Task details
Copy out all the entries word for word.

* Begin *

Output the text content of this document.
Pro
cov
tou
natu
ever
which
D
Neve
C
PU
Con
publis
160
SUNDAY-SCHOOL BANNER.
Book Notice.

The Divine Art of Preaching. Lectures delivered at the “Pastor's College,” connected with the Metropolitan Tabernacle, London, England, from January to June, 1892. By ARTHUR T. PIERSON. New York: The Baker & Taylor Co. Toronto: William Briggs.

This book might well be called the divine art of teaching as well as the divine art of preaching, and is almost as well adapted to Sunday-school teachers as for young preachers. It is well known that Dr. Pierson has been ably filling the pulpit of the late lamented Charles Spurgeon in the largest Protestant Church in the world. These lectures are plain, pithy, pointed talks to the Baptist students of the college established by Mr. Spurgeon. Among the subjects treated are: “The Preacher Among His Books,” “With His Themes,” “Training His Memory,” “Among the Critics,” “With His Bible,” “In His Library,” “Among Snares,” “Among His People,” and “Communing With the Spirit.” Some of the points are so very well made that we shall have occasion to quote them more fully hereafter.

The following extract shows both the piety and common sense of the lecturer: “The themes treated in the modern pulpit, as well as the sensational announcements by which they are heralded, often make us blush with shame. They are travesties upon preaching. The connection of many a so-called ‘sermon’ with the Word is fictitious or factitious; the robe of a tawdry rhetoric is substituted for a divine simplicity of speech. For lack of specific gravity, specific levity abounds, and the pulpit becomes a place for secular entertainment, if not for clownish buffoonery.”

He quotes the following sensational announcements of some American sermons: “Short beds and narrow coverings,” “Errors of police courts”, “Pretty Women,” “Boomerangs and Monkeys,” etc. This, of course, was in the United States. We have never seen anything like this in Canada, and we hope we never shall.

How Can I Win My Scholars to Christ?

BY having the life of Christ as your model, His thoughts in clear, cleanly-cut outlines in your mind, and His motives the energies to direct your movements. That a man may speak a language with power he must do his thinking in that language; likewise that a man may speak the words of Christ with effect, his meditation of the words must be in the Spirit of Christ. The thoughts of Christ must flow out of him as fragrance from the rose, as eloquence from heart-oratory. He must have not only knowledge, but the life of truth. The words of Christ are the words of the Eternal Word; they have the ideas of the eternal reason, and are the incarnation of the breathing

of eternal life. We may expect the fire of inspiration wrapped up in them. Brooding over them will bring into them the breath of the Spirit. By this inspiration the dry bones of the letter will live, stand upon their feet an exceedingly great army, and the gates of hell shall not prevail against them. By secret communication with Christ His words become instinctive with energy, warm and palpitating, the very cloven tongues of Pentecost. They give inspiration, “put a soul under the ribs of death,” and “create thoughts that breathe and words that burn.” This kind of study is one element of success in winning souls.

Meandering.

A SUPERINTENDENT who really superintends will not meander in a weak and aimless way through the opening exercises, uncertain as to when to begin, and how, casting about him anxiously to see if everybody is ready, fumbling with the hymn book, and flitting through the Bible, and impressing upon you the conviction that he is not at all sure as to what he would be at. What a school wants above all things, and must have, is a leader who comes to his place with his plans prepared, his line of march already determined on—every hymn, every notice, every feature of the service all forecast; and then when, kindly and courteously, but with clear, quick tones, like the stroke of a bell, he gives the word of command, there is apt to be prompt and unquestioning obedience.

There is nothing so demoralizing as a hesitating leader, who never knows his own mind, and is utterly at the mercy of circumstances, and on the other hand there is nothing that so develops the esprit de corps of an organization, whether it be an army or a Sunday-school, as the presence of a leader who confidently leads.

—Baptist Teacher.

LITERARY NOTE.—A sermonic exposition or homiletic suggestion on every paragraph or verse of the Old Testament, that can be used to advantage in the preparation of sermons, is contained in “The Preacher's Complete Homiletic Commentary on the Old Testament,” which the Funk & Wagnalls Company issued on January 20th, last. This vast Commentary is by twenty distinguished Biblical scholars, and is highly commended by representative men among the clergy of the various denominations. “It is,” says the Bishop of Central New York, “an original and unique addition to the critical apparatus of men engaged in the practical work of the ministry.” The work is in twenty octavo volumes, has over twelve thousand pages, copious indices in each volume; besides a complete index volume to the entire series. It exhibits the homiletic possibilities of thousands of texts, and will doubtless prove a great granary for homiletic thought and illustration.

* End *

Correct result
Output the text content of this document.
Pro
cov
tou
natu
ever
which
D
Neve
C
PU
Con
publis
160
SUNDAY-SCHOOL BANNER.
Book Notice.

The Divine Art of Preaching. Lectures delivered at the “Pastor's College,” connected with the Metropolitan Tabernacle, London, England, from January to June, 1892. By ARTHUR T. PIERSON. New York: The Baker & Taylor Co. Toronto: William Briggs.

This book might well be called the divine art of teaching as well as the divine art of preaching, and is almost as well adapted to Sunday-school teachers as for young preachers. It is well known that Dr. Pierson has been ably filling the pulpit of the late lamented Charles Spurgeon in the largest Protestant Church in the world. These lectures are plain, pithy, pointed talks to the Baptist students of the college established by Mr. Spurgeon. Among the subjects treated are: “The Preacher Among His Books,” “With His Themes,” “Training His Memory,” “Among the Critics,” “With His Bible,” “In His Library,” “Among Snares,” “Among His People,” and “Communing With the Spirit.” Some of the points are so very well made that we shall have occasion to quote them more fully hereafter.

The following extract shows both the piety and common sense of the lecturer: “The themes treated in the modern pulpit, as well as the sensational announcements by which they are heralded, often make us blush with shame. They are travesties upon preaching. The connection of many a so-called ‘sermon’ with the Word is fictitious or factitious; the robe of a tawdry rhetoric is substituted for a divine simplicity of speech. For lack of specific gravity, specific levity abounds, and the pulpit becomes a place for secular entertainment, if not for clownish buffoonery.”

He quotes the following sensational announcements of some American sermons: “Short beds and narrow coverings,” “Errors of police courts”, “Pretty Women,” “Boomerangs and Monkeys,” etc. This, of course, was in the United States. We have never seen anything like this in Canada, and we hope we never shall.

How Can I Win My Scholars to Christ?

BY having the life of Christ as your model, His thoughts in clear, cleanly-cut outlines in your mind, and His motives the energies to direct your movements. That a man may speak a language with power he must do his thinking in that language; likewise that a man may speak the words of Christ with effect, his meditation of the words must be in the Spirit of Christ. The thoughts of Christ must flow out of him as fragrance from the rose, as eloquence from heart-oratory. He must have not only knowledge, but the life of truth. The words of Christ are the words of the Eternal Word; they have the ideas of the eternal reason, and are the incarnation of the breathing

of eternal life. We may expect the fire of inspiration wrapped up in them. Brooding over them will bring into them the breath of the Spirit. By this inspiration the dry bones of the letter will live, stand upon their feet an exceedingly great army, and the gates of hell shall not prevail against them. By secret communication with Christ His words become instinctive with energy, warm and palpitating, the very cloven tongues of Pentecost. They give inspiration, “put a soul under the ribs of death,” and “create thoughts that breathe and words that burn.” This kind of study is one element of success in winning souls.

Meandering.

A SUPERINTENDENT who really superintends will not meander in a weak and aimless way through the opening exercises, uncertain as to when to begin, and how, casting about him anxiously to see if everybody is ready, fumbling with the hymn book, and flitting through the Bible, and impressing upon you the conviction that he is not at all sure as to what he would be at. What a school wants above all things, and must have, is a leader who comes to his place with his plans prepared, his line of march already determined on—every hymn, every notice, every feature of the service all forecast; and then when, kindly and courteously, but with clear, quick tones, like the stroke of a bell, he gives the word of command, there is apt to be prompt and unquestioning obedience.

There is nothing so demoralizing as a hesitating leader, who never knows his own mind, and is utterly at the mercy of circumstances, and on the other hand there is nothing that so develops the esprit de corps of an organization, whether it be an army or a Sunday-school, as the presence of a leader who confidently leads.

—Baptist Teacher.

LITERARY NOTE.—A sermonic exposition or homiletic suggestion on every paragraph or verse of the Old Testament, that can be used to advantage in the preparation of sermons, is contained in “The Preacher's Complete Homiletic Commentary on the Old Testament,” which the Funk & Wagnalls Company issued on January 20th, last. This vast Commentary is by twenty distinguished Biblical scholars, and is highly commended by representative men among the clergy of the various denominations. “It is,” says the Bishop of Central New York, “an original and unique addition to the critical apparatus of men engaged in the practical work of the ministry.” The work is in twenty octavo volumes, has over twelve thousand pages, copious indices in each volume; besides a complete index volume to the entire series. It exhibits the homiletic possibilities of thousands of texts, and will doubtless prove a great granary for homiletic thought and illustration.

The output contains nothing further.